» **TASK OBJECTIVE**: Gather up the lines that contain "noise".

•••

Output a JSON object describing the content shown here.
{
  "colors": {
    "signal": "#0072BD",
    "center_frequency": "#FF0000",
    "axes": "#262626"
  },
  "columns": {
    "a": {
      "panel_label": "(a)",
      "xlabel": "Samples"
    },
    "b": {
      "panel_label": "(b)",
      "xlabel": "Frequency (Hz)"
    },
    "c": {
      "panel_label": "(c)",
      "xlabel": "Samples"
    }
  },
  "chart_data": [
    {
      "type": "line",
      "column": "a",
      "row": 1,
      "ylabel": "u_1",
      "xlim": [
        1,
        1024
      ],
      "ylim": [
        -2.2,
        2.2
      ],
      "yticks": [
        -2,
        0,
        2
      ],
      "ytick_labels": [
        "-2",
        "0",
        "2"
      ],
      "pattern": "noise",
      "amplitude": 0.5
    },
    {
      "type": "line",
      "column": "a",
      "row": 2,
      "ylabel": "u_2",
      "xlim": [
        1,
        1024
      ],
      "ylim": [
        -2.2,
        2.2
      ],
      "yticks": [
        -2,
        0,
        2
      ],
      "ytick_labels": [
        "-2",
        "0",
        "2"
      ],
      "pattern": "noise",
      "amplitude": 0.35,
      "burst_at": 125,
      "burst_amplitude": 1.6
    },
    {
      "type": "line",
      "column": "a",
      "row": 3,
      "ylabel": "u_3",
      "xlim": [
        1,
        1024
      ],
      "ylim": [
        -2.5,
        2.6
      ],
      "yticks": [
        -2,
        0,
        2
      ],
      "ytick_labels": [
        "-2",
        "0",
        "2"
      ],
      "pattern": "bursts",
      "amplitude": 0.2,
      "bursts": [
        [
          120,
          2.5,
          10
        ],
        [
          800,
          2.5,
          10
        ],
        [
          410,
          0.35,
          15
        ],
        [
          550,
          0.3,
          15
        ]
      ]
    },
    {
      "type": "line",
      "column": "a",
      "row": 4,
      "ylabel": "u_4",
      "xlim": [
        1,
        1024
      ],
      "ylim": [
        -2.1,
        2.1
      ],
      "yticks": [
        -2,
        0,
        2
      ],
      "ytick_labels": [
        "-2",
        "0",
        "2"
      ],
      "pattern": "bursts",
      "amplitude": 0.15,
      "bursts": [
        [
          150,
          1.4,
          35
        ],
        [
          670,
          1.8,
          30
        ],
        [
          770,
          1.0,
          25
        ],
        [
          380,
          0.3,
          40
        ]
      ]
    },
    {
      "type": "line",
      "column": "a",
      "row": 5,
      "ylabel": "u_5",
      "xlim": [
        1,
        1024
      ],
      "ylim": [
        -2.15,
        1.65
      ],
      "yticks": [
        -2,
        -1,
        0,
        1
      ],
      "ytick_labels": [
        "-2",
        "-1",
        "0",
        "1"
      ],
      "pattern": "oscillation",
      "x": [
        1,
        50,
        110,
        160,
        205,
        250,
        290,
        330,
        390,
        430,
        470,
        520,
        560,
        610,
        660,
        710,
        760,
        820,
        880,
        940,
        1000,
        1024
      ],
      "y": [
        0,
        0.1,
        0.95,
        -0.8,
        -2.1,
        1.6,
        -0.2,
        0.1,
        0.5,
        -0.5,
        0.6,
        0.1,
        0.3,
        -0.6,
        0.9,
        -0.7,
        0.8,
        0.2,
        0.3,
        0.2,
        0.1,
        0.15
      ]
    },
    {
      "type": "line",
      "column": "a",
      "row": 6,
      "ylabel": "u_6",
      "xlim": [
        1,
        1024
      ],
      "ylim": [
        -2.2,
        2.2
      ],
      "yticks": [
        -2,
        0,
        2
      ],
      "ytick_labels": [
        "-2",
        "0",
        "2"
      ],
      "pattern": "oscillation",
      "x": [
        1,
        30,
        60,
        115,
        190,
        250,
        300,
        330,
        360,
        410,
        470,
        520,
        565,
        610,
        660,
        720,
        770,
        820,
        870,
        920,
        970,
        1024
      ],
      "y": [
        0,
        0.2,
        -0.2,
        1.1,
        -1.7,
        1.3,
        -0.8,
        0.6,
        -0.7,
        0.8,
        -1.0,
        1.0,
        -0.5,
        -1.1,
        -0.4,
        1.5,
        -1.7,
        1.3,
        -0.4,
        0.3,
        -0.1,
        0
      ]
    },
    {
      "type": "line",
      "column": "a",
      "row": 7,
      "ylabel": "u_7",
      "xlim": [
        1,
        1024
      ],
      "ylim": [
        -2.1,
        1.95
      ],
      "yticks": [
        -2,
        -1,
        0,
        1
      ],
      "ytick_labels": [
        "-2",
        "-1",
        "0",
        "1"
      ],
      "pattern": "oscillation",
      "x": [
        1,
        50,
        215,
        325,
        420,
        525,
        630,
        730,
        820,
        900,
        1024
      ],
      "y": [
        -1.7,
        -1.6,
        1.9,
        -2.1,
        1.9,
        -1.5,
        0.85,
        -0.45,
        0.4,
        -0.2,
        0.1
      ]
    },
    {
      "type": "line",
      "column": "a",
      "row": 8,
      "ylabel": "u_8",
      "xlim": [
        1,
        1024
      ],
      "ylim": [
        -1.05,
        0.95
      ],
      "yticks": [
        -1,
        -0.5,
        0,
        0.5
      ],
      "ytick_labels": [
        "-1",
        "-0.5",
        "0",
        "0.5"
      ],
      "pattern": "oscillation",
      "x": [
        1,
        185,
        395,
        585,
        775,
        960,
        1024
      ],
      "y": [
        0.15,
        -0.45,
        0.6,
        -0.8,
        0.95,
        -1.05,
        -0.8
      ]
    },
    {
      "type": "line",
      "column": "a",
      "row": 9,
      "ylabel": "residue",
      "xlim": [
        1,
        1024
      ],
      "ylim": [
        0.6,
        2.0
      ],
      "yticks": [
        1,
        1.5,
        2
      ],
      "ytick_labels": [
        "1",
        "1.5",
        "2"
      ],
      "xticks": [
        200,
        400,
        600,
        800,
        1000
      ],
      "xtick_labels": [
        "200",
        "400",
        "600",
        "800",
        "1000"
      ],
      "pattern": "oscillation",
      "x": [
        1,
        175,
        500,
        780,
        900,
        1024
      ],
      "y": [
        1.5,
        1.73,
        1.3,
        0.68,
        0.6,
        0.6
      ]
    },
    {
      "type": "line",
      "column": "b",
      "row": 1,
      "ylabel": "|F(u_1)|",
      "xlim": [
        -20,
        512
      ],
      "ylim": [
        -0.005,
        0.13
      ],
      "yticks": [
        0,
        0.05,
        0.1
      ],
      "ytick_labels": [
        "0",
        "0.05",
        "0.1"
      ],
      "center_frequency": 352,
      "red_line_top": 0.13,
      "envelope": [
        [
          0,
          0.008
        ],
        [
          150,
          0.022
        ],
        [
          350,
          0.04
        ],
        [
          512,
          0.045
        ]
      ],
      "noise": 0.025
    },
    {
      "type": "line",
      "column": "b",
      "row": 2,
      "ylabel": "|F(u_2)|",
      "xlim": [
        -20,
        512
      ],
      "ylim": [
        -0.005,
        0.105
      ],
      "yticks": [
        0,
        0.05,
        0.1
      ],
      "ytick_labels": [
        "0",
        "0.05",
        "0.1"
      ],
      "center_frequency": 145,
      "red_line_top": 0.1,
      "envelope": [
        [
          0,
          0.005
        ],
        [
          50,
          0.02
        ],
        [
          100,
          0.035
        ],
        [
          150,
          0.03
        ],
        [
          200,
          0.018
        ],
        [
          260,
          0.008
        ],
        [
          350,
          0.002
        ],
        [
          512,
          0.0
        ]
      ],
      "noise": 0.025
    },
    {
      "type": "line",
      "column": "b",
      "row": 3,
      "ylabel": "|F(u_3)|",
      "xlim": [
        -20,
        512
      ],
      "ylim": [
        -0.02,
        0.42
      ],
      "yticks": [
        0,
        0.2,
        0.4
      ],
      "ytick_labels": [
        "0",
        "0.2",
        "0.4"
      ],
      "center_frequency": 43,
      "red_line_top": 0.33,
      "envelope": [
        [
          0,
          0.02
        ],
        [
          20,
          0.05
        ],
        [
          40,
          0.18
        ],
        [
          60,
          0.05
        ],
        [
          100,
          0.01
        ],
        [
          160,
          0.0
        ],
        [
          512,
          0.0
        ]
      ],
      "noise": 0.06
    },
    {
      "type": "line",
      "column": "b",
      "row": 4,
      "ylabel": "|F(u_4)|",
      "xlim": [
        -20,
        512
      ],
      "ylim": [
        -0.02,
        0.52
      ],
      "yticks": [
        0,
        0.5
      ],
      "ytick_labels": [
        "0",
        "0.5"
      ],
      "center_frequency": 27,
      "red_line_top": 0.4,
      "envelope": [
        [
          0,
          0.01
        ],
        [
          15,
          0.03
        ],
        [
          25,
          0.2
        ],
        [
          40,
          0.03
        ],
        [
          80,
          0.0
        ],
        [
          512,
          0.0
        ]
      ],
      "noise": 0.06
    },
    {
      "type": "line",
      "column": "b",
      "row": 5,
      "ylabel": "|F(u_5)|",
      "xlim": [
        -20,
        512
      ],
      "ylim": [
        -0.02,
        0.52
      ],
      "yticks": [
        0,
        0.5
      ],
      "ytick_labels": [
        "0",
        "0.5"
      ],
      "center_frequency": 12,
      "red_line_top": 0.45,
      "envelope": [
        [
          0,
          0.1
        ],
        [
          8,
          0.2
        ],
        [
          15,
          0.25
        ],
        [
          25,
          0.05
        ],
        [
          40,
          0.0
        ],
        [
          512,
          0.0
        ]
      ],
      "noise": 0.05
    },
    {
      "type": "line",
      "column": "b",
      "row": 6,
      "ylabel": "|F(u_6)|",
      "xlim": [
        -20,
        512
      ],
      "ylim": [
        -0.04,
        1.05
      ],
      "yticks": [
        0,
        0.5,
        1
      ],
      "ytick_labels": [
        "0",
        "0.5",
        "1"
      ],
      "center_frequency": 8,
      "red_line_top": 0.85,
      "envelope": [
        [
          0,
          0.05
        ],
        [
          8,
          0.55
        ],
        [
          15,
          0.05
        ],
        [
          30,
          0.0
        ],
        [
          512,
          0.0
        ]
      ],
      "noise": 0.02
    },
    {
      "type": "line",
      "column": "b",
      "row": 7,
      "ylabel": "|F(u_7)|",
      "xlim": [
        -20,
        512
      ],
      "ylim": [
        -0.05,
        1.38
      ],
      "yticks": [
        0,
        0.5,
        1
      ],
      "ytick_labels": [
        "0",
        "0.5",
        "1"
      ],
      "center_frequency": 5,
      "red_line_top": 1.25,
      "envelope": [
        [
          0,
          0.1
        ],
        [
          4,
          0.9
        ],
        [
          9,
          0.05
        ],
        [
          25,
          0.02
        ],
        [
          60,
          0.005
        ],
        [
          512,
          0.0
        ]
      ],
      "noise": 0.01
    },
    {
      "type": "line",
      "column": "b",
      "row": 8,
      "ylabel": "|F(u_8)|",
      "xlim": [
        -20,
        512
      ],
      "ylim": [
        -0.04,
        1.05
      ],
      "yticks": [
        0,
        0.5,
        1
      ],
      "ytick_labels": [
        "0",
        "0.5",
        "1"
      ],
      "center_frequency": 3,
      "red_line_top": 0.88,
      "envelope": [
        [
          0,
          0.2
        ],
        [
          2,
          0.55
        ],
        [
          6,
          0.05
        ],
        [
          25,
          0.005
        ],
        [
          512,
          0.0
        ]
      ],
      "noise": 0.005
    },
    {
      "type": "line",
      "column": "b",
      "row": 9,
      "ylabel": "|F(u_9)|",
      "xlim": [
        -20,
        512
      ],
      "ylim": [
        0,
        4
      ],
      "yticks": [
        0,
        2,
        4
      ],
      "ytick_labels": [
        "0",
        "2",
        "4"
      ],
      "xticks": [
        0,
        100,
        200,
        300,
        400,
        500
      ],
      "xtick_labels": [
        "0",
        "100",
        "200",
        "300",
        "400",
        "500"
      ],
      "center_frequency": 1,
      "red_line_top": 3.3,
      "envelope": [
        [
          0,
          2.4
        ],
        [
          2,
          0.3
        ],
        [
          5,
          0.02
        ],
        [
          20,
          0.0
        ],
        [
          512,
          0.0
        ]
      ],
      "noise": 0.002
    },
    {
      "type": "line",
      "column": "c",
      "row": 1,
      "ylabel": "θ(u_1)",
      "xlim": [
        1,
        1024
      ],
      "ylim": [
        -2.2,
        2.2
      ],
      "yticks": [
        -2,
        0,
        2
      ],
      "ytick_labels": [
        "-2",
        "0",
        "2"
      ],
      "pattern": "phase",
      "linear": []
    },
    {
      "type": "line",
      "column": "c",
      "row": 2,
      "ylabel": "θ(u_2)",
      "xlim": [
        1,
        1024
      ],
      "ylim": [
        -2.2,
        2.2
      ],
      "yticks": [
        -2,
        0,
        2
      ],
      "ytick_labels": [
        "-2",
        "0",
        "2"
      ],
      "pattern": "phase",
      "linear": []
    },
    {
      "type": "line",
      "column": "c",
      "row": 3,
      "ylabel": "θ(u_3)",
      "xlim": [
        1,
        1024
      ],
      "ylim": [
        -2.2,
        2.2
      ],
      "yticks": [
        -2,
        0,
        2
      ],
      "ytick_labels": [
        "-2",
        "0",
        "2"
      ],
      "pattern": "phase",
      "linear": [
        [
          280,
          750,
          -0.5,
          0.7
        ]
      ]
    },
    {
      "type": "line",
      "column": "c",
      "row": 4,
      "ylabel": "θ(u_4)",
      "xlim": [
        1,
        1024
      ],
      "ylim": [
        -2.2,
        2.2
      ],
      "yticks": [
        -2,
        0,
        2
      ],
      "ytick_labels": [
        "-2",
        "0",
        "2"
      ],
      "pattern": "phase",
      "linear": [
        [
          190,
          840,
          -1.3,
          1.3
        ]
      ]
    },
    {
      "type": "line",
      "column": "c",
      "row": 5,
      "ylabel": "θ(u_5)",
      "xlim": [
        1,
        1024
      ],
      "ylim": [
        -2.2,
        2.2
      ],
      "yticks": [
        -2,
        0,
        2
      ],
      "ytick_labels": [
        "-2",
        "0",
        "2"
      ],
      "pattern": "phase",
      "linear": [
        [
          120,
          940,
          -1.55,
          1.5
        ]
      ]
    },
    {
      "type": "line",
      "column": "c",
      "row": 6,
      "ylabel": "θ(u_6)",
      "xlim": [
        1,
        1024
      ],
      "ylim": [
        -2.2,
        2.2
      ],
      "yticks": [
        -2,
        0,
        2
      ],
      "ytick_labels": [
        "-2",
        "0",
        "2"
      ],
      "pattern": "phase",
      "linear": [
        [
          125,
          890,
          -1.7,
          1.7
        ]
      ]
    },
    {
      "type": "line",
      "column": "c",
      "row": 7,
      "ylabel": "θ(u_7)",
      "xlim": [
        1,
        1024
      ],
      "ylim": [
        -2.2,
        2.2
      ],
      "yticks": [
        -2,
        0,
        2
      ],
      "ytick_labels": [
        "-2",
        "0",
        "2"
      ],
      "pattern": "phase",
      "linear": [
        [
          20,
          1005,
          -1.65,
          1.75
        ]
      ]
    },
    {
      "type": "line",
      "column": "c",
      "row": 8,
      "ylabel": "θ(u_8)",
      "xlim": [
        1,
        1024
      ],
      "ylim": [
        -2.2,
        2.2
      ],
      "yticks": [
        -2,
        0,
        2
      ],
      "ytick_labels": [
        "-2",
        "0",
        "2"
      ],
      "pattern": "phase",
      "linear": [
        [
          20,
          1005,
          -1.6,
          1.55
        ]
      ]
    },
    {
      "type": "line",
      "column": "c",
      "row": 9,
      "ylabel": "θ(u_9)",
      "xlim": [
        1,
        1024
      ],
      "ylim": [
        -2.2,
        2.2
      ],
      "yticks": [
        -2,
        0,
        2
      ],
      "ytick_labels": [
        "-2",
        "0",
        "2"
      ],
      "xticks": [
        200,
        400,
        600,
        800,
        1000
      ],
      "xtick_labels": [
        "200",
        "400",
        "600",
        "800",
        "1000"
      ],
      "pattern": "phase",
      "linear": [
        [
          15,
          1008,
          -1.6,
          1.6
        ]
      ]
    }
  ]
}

•••

» **RESPONSE TO THIS TASK**:
      "pattern": "noise",
      "pattern": "noise",
      "noise": 0.025
      "noise": 0.025
      "noise": 0.06
      "noise": 0.06
      "noise": 0.05
      "noise": 0.02
      "noise": 0.01
      "noise": 0.005
      "noise": 0.002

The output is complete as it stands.